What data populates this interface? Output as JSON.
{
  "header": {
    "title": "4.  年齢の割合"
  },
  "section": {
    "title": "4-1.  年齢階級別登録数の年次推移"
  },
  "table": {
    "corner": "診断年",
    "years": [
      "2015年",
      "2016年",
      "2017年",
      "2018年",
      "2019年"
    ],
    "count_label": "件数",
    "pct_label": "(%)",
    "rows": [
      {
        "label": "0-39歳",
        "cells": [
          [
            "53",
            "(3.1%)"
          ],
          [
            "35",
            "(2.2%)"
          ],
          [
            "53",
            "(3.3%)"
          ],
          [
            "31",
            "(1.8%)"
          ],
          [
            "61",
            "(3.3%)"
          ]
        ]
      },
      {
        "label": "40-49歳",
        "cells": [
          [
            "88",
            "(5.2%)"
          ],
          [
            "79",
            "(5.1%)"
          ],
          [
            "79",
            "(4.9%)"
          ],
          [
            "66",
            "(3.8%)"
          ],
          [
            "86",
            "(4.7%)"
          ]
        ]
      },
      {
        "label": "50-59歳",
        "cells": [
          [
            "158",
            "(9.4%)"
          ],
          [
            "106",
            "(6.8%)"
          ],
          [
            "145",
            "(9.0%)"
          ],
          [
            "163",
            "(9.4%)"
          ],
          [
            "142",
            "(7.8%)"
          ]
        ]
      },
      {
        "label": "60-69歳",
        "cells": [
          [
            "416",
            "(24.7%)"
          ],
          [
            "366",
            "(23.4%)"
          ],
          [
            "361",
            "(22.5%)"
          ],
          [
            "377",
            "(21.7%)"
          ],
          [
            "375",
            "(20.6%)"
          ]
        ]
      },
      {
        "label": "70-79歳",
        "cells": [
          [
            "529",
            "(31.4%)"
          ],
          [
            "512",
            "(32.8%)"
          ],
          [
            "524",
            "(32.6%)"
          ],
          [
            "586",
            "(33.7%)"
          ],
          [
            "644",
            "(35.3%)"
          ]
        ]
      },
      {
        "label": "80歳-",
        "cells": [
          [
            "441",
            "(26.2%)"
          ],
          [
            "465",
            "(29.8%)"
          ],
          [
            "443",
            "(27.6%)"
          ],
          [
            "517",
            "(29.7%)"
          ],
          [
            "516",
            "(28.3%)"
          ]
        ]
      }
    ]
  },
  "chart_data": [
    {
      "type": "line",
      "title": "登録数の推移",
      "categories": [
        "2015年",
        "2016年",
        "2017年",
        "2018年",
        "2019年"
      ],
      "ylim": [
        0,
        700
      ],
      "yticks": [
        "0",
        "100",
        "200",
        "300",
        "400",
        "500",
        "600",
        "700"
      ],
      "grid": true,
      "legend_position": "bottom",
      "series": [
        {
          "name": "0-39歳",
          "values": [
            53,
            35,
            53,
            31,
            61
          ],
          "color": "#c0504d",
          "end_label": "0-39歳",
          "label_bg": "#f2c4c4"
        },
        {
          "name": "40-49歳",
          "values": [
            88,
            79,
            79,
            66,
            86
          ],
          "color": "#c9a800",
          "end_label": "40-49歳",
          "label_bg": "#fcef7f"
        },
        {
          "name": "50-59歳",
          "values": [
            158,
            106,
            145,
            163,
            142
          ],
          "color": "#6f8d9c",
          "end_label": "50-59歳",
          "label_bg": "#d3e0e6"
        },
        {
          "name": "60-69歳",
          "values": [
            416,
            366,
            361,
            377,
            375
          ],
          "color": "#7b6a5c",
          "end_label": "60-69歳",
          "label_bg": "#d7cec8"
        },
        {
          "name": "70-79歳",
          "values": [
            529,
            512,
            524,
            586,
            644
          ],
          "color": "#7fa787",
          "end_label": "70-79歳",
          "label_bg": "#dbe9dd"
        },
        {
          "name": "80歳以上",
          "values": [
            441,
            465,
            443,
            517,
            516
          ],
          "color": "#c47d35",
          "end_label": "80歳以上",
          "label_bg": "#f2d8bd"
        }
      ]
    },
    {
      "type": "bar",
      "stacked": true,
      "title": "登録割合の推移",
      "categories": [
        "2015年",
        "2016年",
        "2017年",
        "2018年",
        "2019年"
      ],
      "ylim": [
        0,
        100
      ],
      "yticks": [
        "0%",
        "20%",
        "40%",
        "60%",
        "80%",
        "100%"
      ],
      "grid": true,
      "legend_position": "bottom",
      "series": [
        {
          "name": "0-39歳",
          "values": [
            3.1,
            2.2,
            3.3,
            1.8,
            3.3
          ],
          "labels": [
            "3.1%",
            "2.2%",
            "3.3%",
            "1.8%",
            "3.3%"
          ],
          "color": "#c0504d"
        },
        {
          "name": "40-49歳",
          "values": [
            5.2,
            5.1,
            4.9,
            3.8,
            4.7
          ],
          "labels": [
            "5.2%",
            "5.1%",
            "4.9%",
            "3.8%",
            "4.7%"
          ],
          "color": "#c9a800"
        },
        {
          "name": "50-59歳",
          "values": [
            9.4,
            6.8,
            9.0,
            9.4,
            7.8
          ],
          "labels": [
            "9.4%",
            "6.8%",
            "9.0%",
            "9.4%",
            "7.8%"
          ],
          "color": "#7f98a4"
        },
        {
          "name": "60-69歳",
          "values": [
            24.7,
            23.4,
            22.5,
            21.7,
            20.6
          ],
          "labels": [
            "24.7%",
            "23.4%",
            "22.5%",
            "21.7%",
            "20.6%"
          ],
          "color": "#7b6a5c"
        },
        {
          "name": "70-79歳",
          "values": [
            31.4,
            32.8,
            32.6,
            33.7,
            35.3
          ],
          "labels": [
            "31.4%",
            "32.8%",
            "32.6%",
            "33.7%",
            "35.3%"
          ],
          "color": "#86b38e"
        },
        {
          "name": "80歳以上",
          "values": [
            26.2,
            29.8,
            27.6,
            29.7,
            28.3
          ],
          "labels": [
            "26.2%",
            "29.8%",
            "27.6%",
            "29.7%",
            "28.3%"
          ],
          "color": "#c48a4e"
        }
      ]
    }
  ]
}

════════════════

→ What is required
Retype the material in full, character for character.

→ Output below
What data populates this interface? Output as JSON.
{
  "header": {
    "title": "4.  年齢の割合"
  },
  "section": {
    "title": "4-1.  年齢階級別登録数の年次推移"
  },
  "table": {
    "corner": "診断年",
    "years": [
      "2015年",
      "2016年",
      "2017年",
      "2018年",
      "2019年"
    ],
    "count_label": "件数",
    "pct_label": "(%)",
    "rows": [
      {
        "label": "0-39歳",
        "cells": [
          [
            "53",
            "(3.1%)"
          ],
          [
            "35",
            "(2.2%)"
          ],
          [
            "53",
            "(3.3%)"
          ],
          [
            "31",
            "(1.8%)"
          ],
          [
            "61",
            "(3.3%)"
          ]
        ]
      },
      {
        "label": "40-49歳",
        "cells": [
          [
            "88",
            "(5.2%)"
          ],
          [
            "79",
            "(5.1%)"
          ],
          [
            "79",
            "(4.9%)"
          ],
          [
            "66",
            "(3.8%)"
          ],
          [
            "86",
            "(4.7%)"
          ]
        ]
      },
      {
        "label": "50-59歳",
        "cells": [
          [
            "158",
            "(9.4%)"
          ],
          [
            "106",
            "(6.8%)"
          ],
          [
            "145",
            "(9.0%)"
          ],
          [
            "163",
            "(9.4%)"
          ],
          [
            "142",
            "(7.8%)"
          ]
        ]
      },
      {
        "label": "60-69歳",
        "cells": [
          [
            "416",
            "(24.7%)"
          ],
          [
            "366",
            "(23.4%)"
          ],
          [
            "361",
            "(22.5%)"
          ],
          [
            "377",
            "(21.7%)"
          ],
          [
            "375",
            "(20.6%)"
          ]
        ]
      },
      {
        "label": "70-79歳",
        "cells": [
          [
            "529",
            "(31.4%)"
          ],
          [
            "512",
            "(32.8%)"
          ],
          [
            "524",
            "(32.6%)"
          ],
          [
            "586",
            "(33.7%)"
          ],
          [
            "644",
            "(35.3%)"
          ]
        ]
      },
      {
        "label": "80歳-",
        "cells": [
          [
            "441",
            "(26.2%)"
          ],
          [
            "465",
            "(29.8%)"
          ],
          [
            "443",
            "(27.6%)"
          ],
          [
            "517",
            "(29.7%)"
          ],
          [
            "516",
            "(28.3%)"
          ]
        ]
      }
    ]
  },
  "chart_data": [
    {
      "type": "line",
      "title": "登録数の推移",
      "categories": [
        "2015年",
        "2016年",
        "2017年",
        "2018年",
        "2019年"
      ],
      "ylim": [
        0,
        700
      ],
      "yticks": [
        "0",
        "100",
        "200",
        "300",
        "400",
        "500",
        "600",
        "700"
      ],
      "grid": true,
      "legend_position": "bottom",
      "series": [
        {
          "name": "0-39歳",
          "values": [
            53,
            35,
            53,
            31,
            61
          ],
          "color": "#c0504d",
          "end_label": "0-39歳",
          "label_bg": "#f2c4c4"
        },
        {
          "name": "40-49歳",
          "values": [
            88,
            79,
            79,
            66,
            86
          ],
          "color": "#c9a800",
          "end_label": "40-49歳",
          "label_bg": "#fcef7f"
        },
        {
          "name": "50-59歳",
          "values": [
            158,
            106,
            145,
            163,
            142
          ],
          "color": "#6f8d9c",
          "end_label": "50-59歳",
          "label_bg": "#d3e0e6"
        },
        {
          "name": "60-69歳",
          "values": [
            416,
            366,
            361,
            377,
            375
          ],
          "color": "#7b6a5c",
          "end_label": "60-69歳",
          "label_bg": "#d7cec8"
        },
        {
          "name": "70-79歳",
          "values": [
            529,
            512,
            524,
            586,
            644
          ],
          "color": "#7fa787",
          "end_label": "70-79歳",
          "label_bg": "#dbe9dd"
        },
        {
          "name": "80歳以上",
          "values": [
            441,
            465,
            443,
            517,
            516
          ],
          "color": "#c47d35",
          "end_label": "80歳以上",
          "label_bg": "#f2d8bd"
        }
      ]
    },
    {
      "type": "bar",
      "stacked": true,
      "title": "登録割合の推移",
      "categories": [
        "2015年",
        "2016年",
        "2017年",
        "2018年",
        "2019年"
      ],
      "ylim": [
        0,
        100
      ],
      "yticks": [
        "0%",
        "20%",
        "40%",
        "60%",
        "80%",
        "100%"
      ],
      "grid": true,
      "legend_position": "bottom",
      "series": [
        {
          "name": "0-39歳",
          "values": [
            3.1,
            2.2,
            3.3,
            1.8,
            3.3
          ],
          "labels": [
            "3.1%",
            "2.2%",
            "3.3%",
            "1.8%",
            "3.3%"
          ],
          "color": "#c0504d"
        },
        {
          "name": "40-49歳",
          "values": [
            5.2,
            5.1,
            4.9,
            3.8,
            4.7
          ],
          "labels": [
            "5.2%",
            "5.1%",
            "4.9%",
            "3.8%",
            "4.7%"
          ],
          "color": "#c9a800"
        },
        {
          "name": "50-59歳",
          "values": [
            9.4,
            6.8,
            9.0,
            9.4,
            7.8
          ],
          "labels": [
            "9.4%",
            "6.8%",
            "9.0%",
            "9.4%",
            "7.8%"
          ],
          "color": "#7f98a4"
        },
        {
          "name": "60-69歳",
          "values": [
            24.7,
            23.4,
            22.5,
            21.7,
            20.6
          ],
          "labels": [
            "24.7%",
            "23.4%",
            "22.5%",
            "21.7%",
            "20.6%"
          ],
          "color": "#7b6a5c"
        },
        {
          "name": "70-79歳",
          "values": [
            31.4,
            32.8,
            32.6,
            33.7,
            35.3
          ],
          "labels": [
            "31.4%",
            "32.8%",
            "32.6%",
            "33.7%",
            "35.3%"
          ],
          "color": "#86b38e"
        },
        {
          "name": "80歳以上",
          "values": [
            26.2,
            29.8,
            27.6,
            29.7,
            28.3
          ],
          "labels": [
            "26.2%",
            "29.8%",
            "27.6%",
            "29.7%",
            "28.3%"
          ],
          "color": "#c48a4e"
        }
      ]
    }
  ]
}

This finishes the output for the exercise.